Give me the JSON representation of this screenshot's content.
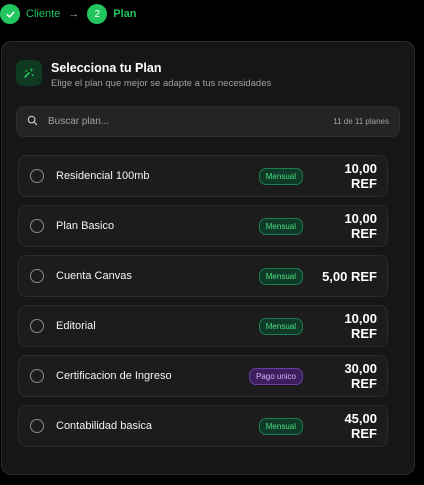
{
  "stepper": {
    "step1_label": "Cliente",
    "step2_number": "2",
    "step2_label": "Plan"
  },
  "header": {
    "title": "Selecciona tu Plan",
    "subtitle": "Elige el plan que mejor se adapte a tus necesidades"
  },
  "search": {
    "placeholder": "Buscar plan...",
    "count": "11 de 11 planes"
  },
  "plans": [
    {
      "name": "Residencial 100mb",
      "badge": "Mensual",
      "badge_color": "green",
      "price": "10,00 REF"
    },
    {
      "name": "Plan Basico",
      "badge": "Mensual",
      "badge_color": "green",
      "price": "10,00 REF"
    },
    {
      "name": "Cuenta Canvas",
      "badge": "Mensual",
      "badge_color": "green",
      "price": "5,00 REF"
    },
    {
      "name": "Editorial",
      "badge": "Mensual",
      "badge_color": "green",
      "price": "10,00 REF"
    },
    {
      "name": "Certificacion de Ingreso",
      "badge": "Pago unico",
      "badge_color": "purple",
      "price": "30,00 REF"
    },
    {
      "name": "Contabilidad basica",
      "badge": "Mensual",
      "badge_color": "green",
      "price": "45,00 REF"
    }
  ],
  "colors": {
    "accent": "#22c55e",
    "badge_green": "#4ade80",
    "badge_purple": "#d8b4fe"
  },
  "icons": {
    "step_done": "check-icon",
    "search": "search-icon",
    "header": "sparkle-icon"
  }
}
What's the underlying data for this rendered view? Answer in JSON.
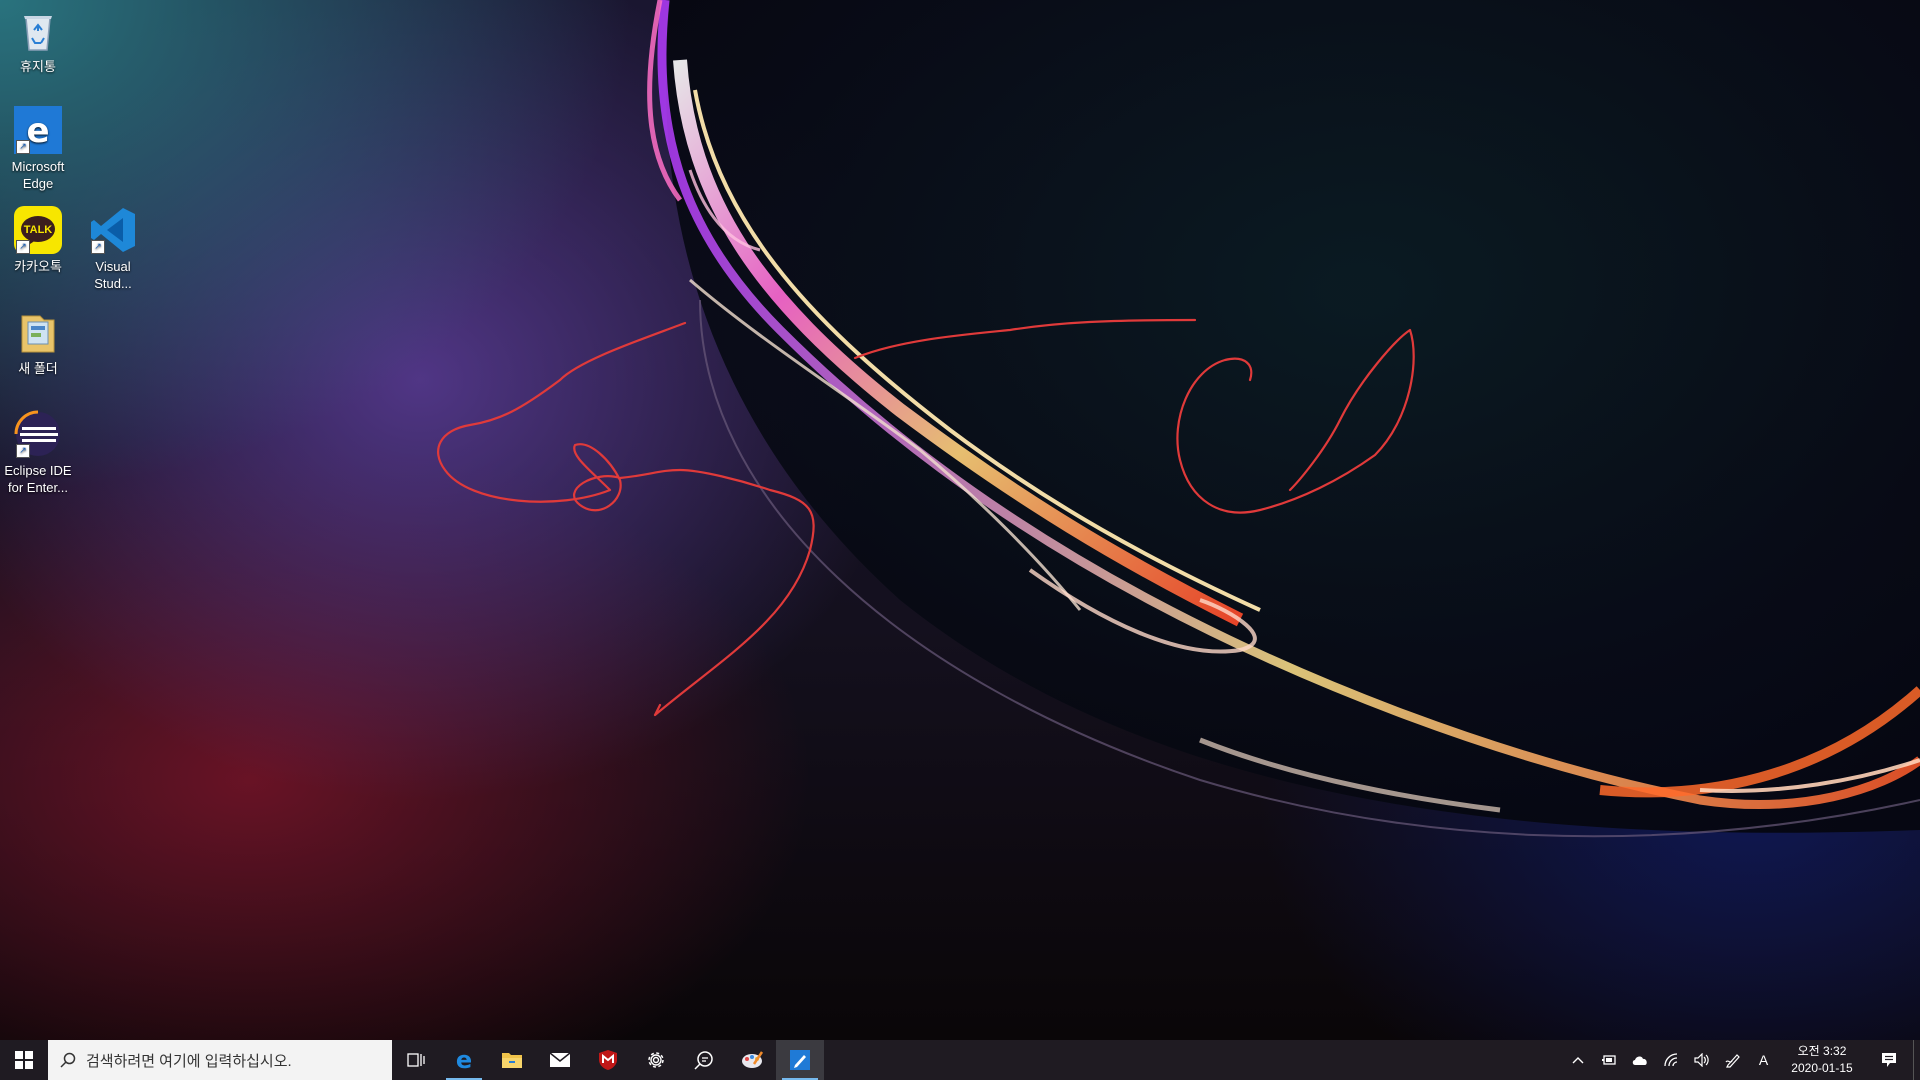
{
  "desktop": {
    "icons": [
      {
        "label": "휴지통",
        "icon": "recycle-bin-icon"
      },
      {
        "label": "Microsoft Edge",
        "icon": "edge-icon"
      },
      {
        "label": "카카오톡",
        "icon": "kakaotalk-icon",
        "badge": "TALK"
      },
      {
        "label": "Visual Stud...",
        "icon": "vscode-icon"
      },
      {
        "label": "새 폴더",
        "icon": "folder-icon"
      },
      {
        "label": "Eclipse IDE for Enter...",
        "icon": "eclipse-icon"
      }
    ],
    "ink_color": "#e03a3a"
  },
  "taskbar": {
    "search_placeholder": "검색하려면 여기에 입력하십시오.",
    "pinned": [
      "task-view",
      "edge",
      "file-explorer",
      "mail",
      "mcafee",
      "settings",
      "feedback-hub",
      "paint-3d",
      "sketchpad"
    ],
    "tray": {
      "lang": "A",
      "time": "오전 3:32",
      "date": "2020-01-15"
    },
    "accent": "#76b9ed"
  }
}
• • • •
**Problem to solve**
Set down all the data again exactly as above, pictures excluded.

**Finished answer**
Give me the JSON representation of this screenshot's content.
{
  "stepper": {
    "step1_label": "Cliente",
    "step2_number": "2",
    "step2_label": "Plan"
  },
  "header": {
    "title": "Selecciona tu Plan",
    "subtitle": "Elige el plan que mejor se adapte a tus necesidades"
  },
  "search": {
    "placeholder": "Buscar plan...",
    "count": "11 de 11 planes"
  },
  "plans": [
    {
      "name": "Residencial 100mb",
      "badge": "Mensual",
      "badge_color": "green",
      "price": "10,00 REF"
    },
    {
      "name": "Plan Basico",
      "badge": "Mensual",
      "badge_color": "green",
      "price": "10,00 REF"
    },
    {
      "name": "Cuenta Canvas",
      "badge": "Mensual",
      "badge_color": "green",
      "price": "5,00 REF"
    },
    {
      "name": "Editorial",
      "badge": "Mensual",
      "badge_color": "green",
      "price": "10,00 REF"
    },
    {
      "name": "Certificacion de Ingreso",
      "badge": "Pago unico",
      "badge_color": "purple",
      "price": "30,00 REF"
    },
    {
      "name": "Contabilidad basica",
      "badge": "Mensual",
      "badge_color": "green",
      "price": "45,00 REF"
    }
  ],
  "colors": {
    "accent": "#22c55e",
    "badge_green": "#4ade80",
    "badge_purple": "#d8b4fe"
  },
  "icons": {
    "step_done": "check-icon",
    "search": "search-icon",
    "header": "sparkle-icon"
  }
}
What's the underlying data for this rendered view? Answer in JSON.
{
  "desktop": {
    "icons": [
      {
        "label": "휴지통",
        "icon": "recycle-bin-icon"
      },
      {
        "label": "Microsoft Edge",
        "icon": "edge-icon"
      },
      {
        "label": "카카오톡",
        "icon": "kakaotalk-icon",
        "badge": "TALK"
      },
      {
        "label": "Visual Stud...",
        "icon": "vscode-icon"
      },
      {
        "label": "새 폴더",
        "icon": "folder-icon"
      },
      {
        "label": "Eclipse IDE for Enter...",
        "icon": "eclipse-icon"
      }
    ],
    "ink_color": "#e03a3a"
  },
  "taskbar": {
    "search_placeholder": "검색하려면 여기에 입력하십시오.",
    "pinned": [
      "task-view",
      "edge",
      "file-explorer",
      "mail",
      "mcafee",
      "settings",
      "feedback-hub",
      "paint-3d",
      "sketchpad"
    ],
    "tray": {
      "lang": "A",
      "time": "오전 3:32",
      "date": "2020-01-15"
    },
    "accent": "#76b9ed"
  }
}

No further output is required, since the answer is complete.